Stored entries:
----
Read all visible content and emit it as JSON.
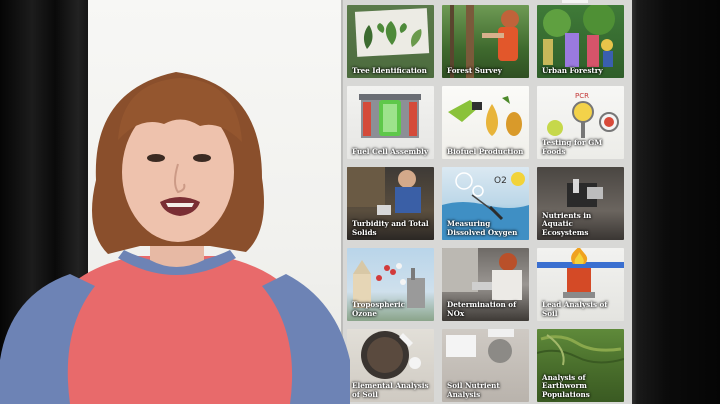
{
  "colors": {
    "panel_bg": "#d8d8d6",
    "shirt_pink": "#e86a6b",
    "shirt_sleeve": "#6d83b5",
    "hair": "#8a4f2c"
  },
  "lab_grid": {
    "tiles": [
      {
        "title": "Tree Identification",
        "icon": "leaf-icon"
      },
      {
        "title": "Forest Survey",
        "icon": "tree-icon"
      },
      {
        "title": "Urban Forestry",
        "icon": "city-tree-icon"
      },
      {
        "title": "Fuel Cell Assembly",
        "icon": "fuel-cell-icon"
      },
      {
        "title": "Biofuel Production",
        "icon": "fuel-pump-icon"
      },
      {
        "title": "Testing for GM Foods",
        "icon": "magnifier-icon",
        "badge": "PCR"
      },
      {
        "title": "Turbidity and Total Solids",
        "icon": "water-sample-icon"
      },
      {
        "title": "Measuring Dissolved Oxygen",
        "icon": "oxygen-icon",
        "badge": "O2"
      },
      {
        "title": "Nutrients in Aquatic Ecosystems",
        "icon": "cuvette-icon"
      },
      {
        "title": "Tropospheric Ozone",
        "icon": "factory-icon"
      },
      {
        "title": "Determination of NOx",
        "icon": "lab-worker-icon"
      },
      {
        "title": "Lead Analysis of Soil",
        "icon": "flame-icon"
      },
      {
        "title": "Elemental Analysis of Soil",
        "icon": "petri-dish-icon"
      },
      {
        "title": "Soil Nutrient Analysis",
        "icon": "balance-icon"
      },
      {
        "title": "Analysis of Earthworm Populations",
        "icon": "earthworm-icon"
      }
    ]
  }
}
----
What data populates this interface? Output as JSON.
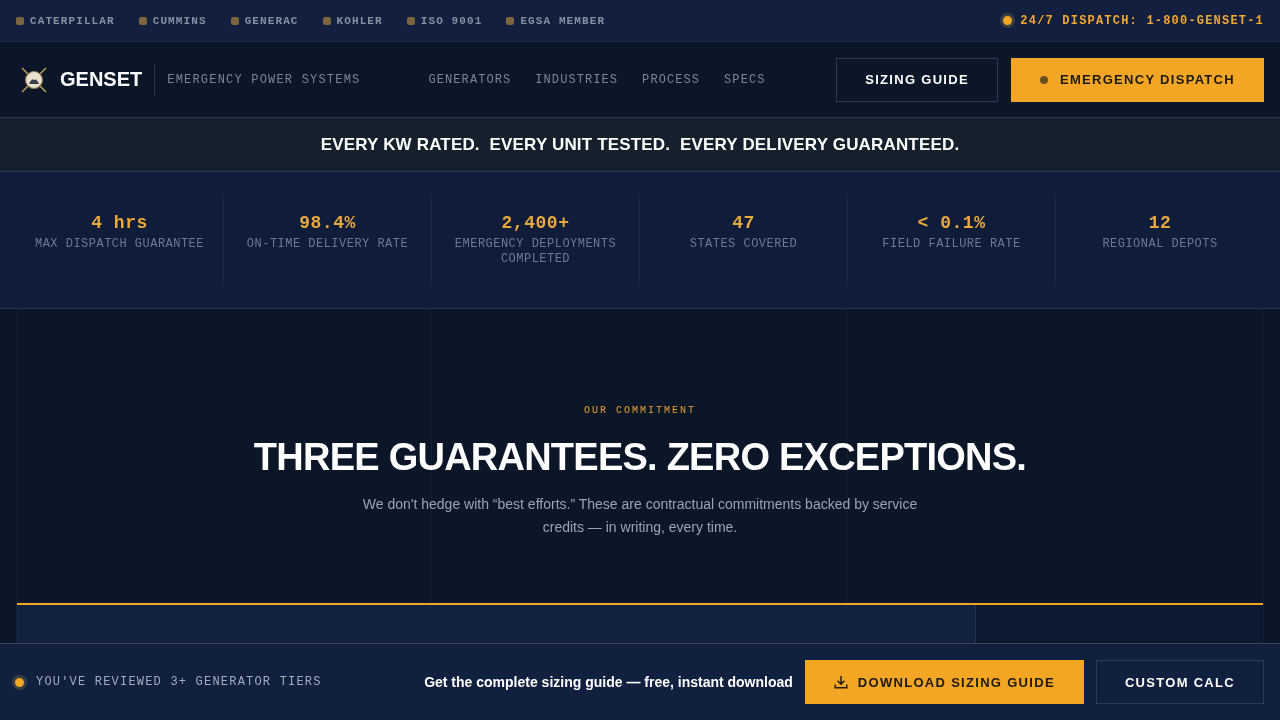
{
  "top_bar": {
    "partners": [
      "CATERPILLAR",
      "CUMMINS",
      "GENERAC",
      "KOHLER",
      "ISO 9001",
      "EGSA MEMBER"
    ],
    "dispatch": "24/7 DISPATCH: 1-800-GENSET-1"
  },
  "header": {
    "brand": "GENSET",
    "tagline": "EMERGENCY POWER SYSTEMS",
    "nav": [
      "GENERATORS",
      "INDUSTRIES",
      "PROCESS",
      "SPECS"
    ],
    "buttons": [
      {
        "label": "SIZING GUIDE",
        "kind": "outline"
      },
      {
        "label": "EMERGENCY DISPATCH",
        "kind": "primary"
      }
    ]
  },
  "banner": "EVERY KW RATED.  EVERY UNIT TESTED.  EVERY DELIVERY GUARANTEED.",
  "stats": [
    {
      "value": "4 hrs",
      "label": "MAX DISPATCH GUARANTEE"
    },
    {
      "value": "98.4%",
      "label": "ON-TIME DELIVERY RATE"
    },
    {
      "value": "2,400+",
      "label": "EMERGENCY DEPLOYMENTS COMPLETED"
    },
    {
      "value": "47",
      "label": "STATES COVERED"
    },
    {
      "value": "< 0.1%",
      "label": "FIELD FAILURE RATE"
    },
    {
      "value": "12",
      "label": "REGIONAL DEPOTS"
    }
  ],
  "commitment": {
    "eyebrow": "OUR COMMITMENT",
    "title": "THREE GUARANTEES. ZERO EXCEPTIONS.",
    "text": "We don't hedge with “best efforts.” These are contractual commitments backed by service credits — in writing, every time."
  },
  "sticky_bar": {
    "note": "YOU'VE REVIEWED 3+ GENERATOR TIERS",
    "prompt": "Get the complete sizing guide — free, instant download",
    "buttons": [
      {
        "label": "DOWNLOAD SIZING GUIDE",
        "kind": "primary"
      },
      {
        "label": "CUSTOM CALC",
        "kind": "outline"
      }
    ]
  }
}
----
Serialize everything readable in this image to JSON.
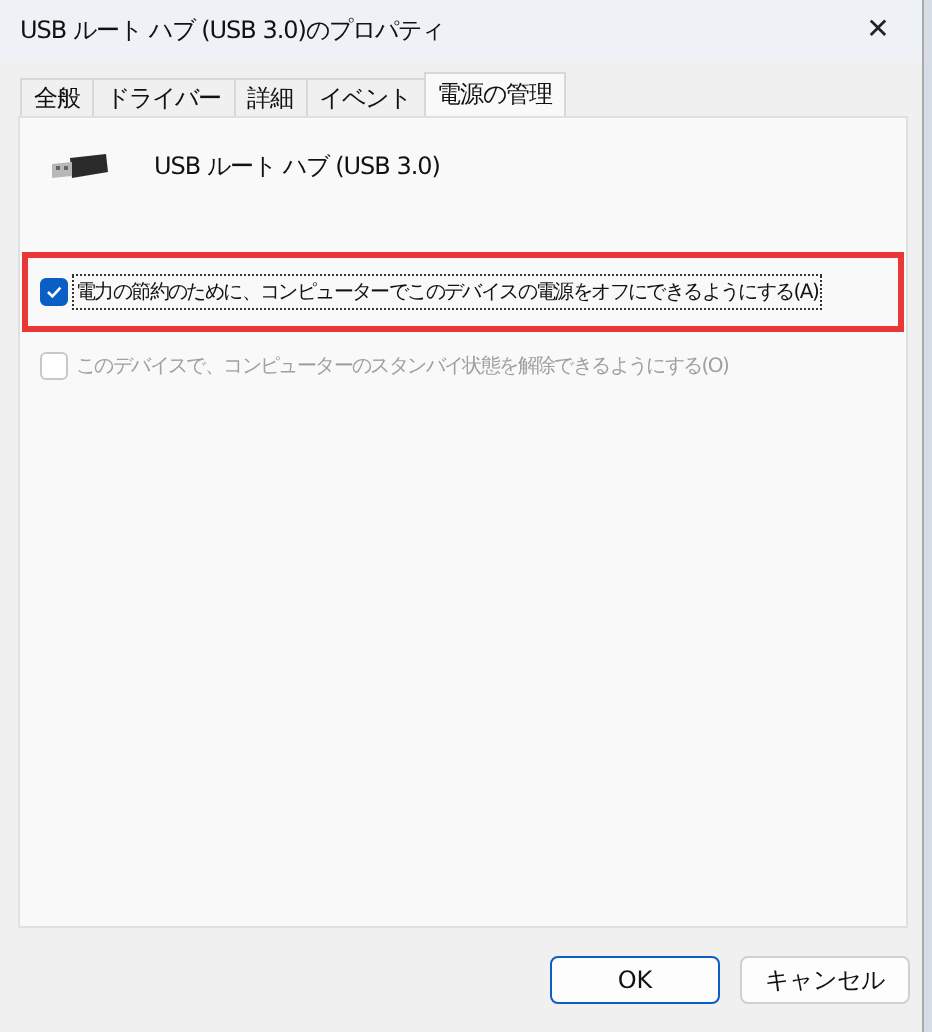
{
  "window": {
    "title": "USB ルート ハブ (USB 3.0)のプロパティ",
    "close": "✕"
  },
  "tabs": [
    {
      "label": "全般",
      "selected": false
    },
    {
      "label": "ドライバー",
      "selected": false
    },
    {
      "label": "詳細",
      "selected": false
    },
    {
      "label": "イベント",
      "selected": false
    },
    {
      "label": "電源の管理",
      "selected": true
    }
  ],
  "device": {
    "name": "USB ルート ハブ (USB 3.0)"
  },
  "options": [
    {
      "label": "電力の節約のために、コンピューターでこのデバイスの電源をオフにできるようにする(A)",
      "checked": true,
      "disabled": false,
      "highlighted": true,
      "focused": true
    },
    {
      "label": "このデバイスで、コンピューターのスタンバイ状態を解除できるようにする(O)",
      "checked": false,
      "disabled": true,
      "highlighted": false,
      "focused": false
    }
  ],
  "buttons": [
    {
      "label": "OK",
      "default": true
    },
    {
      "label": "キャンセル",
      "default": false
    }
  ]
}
----
- **SET TASK**: Identify each line of the material where the word "DELIVERY" shows up, and copy it.

- **EXERCISE RESULT**:
  "banner": "EVERY KW RATED.  EVERY UNIT TESTED.  EVERY DELIVERY GUARANTEED.",
      "label": "ON-TIME DELIVERY RATE"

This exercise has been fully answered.